** start of Data extract **

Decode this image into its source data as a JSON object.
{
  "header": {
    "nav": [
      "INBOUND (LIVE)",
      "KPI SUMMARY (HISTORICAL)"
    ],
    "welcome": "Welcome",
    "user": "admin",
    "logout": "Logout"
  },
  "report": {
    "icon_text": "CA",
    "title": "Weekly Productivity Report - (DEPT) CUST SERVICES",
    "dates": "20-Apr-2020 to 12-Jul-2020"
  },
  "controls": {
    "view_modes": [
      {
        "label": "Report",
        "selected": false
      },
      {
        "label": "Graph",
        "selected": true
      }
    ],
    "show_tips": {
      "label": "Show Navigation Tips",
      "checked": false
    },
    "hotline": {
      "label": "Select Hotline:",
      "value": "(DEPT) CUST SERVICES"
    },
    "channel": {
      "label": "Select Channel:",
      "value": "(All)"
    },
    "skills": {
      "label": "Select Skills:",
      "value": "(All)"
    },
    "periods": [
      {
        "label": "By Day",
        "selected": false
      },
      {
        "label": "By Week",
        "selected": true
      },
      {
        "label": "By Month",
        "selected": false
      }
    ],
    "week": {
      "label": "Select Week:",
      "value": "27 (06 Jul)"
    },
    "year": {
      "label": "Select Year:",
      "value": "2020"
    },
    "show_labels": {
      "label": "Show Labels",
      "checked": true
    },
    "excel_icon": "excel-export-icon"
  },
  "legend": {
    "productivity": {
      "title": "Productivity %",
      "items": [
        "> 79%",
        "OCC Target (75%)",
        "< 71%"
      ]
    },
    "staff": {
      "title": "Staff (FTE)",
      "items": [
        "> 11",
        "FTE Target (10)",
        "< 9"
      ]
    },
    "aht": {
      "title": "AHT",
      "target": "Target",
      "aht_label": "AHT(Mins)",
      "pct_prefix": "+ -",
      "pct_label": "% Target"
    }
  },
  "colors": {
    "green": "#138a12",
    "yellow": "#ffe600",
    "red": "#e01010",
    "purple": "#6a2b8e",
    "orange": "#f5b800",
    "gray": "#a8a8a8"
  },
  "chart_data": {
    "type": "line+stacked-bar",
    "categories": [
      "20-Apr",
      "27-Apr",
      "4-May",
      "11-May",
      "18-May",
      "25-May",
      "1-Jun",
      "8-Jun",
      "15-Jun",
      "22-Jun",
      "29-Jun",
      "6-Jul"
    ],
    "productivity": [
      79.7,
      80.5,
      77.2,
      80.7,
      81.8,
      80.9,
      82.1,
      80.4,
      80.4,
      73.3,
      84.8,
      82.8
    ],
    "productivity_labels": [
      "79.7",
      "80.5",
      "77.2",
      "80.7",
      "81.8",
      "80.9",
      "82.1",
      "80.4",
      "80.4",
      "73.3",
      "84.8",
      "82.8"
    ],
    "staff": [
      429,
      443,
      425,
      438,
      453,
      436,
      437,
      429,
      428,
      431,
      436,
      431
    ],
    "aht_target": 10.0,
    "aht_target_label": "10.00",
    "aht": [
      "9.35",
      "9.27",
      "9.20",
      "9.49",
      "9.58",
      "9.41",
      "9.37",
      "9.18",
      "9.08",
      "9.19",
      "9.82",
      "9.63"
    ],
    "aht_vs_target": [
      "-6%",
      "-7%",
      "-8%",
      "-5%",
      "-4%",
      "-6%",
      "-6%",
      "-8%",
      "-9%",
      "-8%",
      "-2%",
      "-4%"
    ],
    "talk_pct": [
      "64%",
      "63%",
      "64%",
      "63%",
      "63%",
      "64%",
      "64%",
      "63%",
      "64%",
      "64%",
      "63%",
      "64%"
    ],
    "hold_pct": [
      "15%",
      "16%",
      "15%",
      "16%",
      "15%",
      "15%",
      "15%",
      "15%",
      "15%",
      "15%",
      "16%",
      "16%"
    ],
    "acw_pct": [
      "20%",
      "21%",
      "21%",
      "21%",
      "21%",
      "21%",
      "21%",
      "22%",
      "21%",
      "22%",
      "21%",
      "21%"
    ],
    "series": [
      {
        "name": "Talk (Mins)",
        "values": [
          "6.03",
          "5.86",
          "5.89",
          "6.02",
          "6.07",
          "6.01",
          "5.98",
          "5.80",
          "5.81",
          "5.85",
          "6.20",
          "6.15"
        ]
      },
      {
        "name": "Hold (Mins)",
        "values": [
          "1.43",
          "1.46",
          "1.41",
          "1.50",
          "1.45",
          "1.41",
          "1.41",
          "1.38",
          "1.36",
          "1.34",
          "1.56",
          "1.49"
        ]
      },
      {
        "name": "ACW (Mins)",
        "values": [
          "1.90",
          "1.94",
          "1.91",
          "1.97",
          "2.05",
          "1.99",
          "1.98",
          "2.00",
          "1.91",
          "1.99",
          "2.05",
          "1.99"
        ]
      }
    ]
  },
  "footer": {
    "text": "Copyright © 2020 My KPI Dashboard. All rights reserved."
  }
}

** end of Data extract **

= Task to complete =
Restate the whole of the material exactly.

= Complete response =
Decode this image into its source data as a JSON object.
{
  "header": {
    "nav": [
      "INBOUND (LIVE)",
      "KPI SUMMARY (HISTORICAL)"
    ],
    "welcome": "Welcome",
    "user": "admin",
    "logout": "Logout"
  },
  "report": {
    "icon_text": "CA",
    "title": "Weekly Productivity Report - (DEPT) CUST SERVICES",
    "dates": "20-Apr-2020 to 12-Jul-2020"
  },
  "controls": {
    "view_modes": [
      {
        "label": "Report",
        "selected": false
      },
      {
        "label": "Graph",
        "selected": true
      }
    ],
    "show_tips": {
      "label": "Show Navigation Tips",
      "checked": false
    },
    "hotline": {
      "label": "Select Hotline:",
      "value": "(DEPT) CUST SERVICES"
    },
    "channel": {
      "label": "Select Channel:",
      "value": "(All)"
    },
    "skills": {
      "label": "Select Skills:",
      "value": "(All)"
    },
    "periods": [
      {
        "label": "By Day",
        "selected": false
      },
      {
        "label": "By Week",
        "selected": true
      },
      {
        "label": "By Month",
        "selected": false
      }
    ],
    "week": {
      "label": "Select Week:",
      "value": "27 (06 Jul)"
    },
    "year": {
      "label": "Select Year:",
      "value": "2020"
    },
    "show_labels": {
      "label": "Show Labels",
      "checked": true
    },
    "excel_icon": "excel-export-icon"
  },
  "legend": {
    "productivity": {
      "title": "Productivity %",
      "items": [
        "> 79%",
        "OCC Target (75%)",
        "< 71%"
      ]
    },
    "staff": {
      "title": "Staff (FTE)",
      "items": [
        "> 11",
        "FTE Target (10)",
        "< 9"
      ]
    },
    "aht": {
      "title": "AHT",
      "target": "Target",
      "aht_label": "AHT(Mins)",
      "pct_prefix": "+ -",
      "pct_label": "% Target"
    }
  },
  "colors": {
    "green": "#138a12",
    "yellow": "#ffe600",
    "red": "#e01010",
    "purple": "#6a2b8e",
    "orange": "#f5b800",
    "gray": "#a8a8a8"
  },
  "chart_data": {
    "type": "line+stacked-bar",
    "categories": [
      "20-Apr",
      "27-Apr",
      "4-May",
      "11-May",
      "18-May",
      "25-May",
      "1-Jun",
      "8-Jun",
      "15-Jun",
      "22-Jun",
      "29-Jun",
      "6-Jul"
    ],
    "productivity": [
      79.7,
      80.5,
      77.2,
      80.7,
      81.8,
      80.9,
      82.1,
      80.4,
      80.4,
      73.3,
      84.8,
      82.8
    ],
    "productivity_labels": [
      "79.7",
      "80.5",
      "77.2",
      "80.7",
      "81.8",
      "80.9",
      "82.1",
      "80.4",
      "80.4",
      "73.3",
      "84.8",
      "82.8"
    ],
    "staff": [
      429,
      443,
      425,
      438,
      453,
      436,
      437,
      429,
      428,
      431,
      436,
      431
    ],
    "aht_target": 10.0,
    "aht_target_label": "10.00",
    "aht": [
      "9.35",
      "9.27",
      "9.20",
      "9.49",
      "9.58",
      "9.41",
      "9.37",
      "9.18",
      "9.08",
      "9.19",
      "9.82",
      "9.63"
    ],
    "aht_vs_target": [
      "-6%",
      "-7%",
      "-8%",
      "-5%",
      "-4%",
      "-6%",
      "-6%",
      "-8%",
      "-9%",
      "-8%",
      "-2%",
      "-4%"
    ],
    "talk_pct": [
      "64%",
      "63%",
      "64%",
      "63%",
      "63%",
      "64%",
      "64%",
      "63%",
      "64%",
      "64%",
      "63%",
      "64%"
    ],
    "hold_pct": [
      "15%",
      "16%",
      "15%",
      "16%",
      "15%",
      "15%",
      "15%",
      "15%",
      "15%",
      "15%",
      "16%",
      "16%"
    ],
    "acw_pct": [
      "20%",
      "21%",
      "21%",
      "21%",
      "21%",
      "21%",
      "21%",
      "22%",
      "21%",
      "22%",
      "21%",
      "21%"
    ],
    "series": [
      {
        "name": "Talk (Mins)",
        "values": [
          "6.03",
          "5.86",
          "5.89",
          "6.02",
          "6.07",
          "6.01",
          "5.98",
          "5.80",
          "5.81",
          "5.85",
          "6.20",
          "6.15"
        ]
      },
      {
        "name": "Hold (Mins)",
        "values": [
          "1.43",
          "1.46",
          "1.41",
          "1.50",
          "1.45",
          "1.41",
          "1.41",
          "1.38",
          "1.36",
          "1.34",
          "1.56",
          "1.49"
        ]
      },
      {
        "name": "ACW (Mins)",
        "values": [
          "1.90",
          "1.94",
          "1.91",
          "1.97",
          "2.05",
          "1.99",
          "1.98",
          "2.00",
          "1.91",
          "1.99",
          "2.05",
          "1.99"
        ]
      }
    ]
  },
  "footer": {
    "text": "Copyright © 2020 My KPI Dashboard. All rights reserved."
  }
}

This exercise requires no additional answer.